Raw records

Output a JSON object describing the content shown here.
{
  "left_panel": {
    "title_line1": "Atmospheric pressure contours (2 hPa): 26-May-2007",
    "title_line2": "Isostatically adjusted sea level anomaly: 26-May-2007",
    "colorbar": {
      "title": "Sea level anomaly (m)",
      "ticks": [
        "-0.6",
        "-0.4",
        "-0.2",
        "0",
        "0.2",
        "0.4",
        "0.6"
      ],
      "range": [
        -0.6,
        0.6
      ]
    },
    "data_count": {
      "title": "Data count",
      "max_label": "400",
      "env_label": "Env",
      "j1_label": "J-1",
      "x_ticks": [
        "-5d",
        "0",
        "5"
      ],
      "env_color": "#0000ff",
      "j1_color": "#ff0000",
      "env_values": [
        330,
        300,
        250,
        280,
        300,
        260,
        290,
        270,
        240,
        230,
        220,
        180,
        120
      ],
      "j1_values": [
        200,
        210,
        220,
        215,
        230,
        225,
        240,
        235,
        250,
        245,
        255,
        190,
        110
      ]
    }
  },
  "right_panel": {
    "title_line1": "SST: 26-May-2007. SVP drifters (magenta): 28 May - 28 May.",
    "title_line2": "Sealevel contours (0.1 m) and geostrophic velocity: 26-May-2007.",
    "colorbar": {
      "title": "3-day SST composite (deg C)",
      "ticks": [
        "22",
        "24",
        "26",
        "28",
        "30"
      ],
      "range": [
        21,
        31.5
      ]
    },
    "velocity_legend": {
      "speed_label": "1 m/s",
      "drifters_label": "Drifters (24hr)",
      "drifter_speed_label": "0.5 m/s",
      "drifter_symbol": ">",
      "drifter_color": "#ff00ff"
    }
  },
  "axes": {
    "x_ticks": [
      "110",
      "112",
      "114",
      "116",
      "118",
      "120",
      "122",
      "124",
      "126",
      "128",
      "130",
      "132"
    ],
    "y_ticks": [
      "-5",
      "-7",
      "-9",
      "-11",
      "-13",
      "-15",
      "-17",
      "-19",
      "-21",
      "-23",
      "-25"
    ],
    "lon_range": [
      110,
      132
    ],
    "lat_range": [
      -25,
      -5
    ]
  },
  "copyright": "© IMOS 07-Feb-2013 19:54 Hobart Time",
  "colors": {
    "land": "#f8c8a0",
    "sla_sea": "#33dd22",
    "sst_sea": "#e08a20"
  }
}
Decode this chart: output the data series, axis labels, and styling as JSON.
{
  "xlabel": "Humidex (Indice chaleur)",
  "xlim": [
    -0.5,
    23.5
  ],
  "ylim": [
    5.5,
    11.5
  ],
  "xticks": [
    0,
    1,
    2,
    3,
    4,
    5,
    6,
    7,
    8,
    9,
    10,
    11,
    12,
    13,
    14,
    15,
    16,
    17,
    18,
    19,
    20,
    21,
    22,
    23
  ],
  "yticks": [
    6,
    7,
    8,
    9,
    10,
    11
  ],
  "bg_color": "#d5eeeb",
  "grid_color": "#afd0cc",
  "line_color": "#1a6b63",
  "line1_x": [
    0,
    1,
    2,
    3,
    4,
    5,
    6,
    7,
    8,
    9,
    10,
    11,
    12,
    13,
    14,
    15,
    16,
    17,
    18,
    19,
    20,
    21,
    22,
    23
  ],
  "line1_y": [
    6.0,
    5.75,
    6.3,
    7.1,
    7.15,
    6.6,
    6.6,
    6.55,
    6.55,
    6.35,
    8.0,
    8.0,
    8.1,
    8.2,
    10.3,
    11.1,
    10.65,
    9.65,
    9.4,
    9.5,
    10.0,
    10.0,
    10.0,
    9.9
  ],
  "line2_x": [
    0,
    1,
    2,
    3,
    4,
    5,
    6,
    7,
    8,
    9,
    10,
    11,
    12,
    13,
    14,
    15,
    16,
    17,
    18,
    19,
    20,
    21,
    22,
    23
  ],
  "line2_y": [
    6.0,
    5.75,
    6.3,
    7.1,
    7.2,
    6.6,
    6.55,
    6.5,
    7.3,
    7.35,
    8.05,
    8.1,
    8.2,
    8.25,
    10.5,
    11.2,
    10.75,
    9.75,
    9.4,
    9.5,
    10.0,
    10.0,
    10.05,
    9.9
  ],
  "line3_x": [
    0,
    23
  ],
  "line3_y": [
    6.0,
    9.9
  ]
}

WHAT IS EXPECTED: Look over the listing above. Pick out and copy every line that includes "JSON".

FULL OUTPUT:
Output a JSON object describing the content shown here.
Decode this chart: output the data series, axis labels, and styling as JSON.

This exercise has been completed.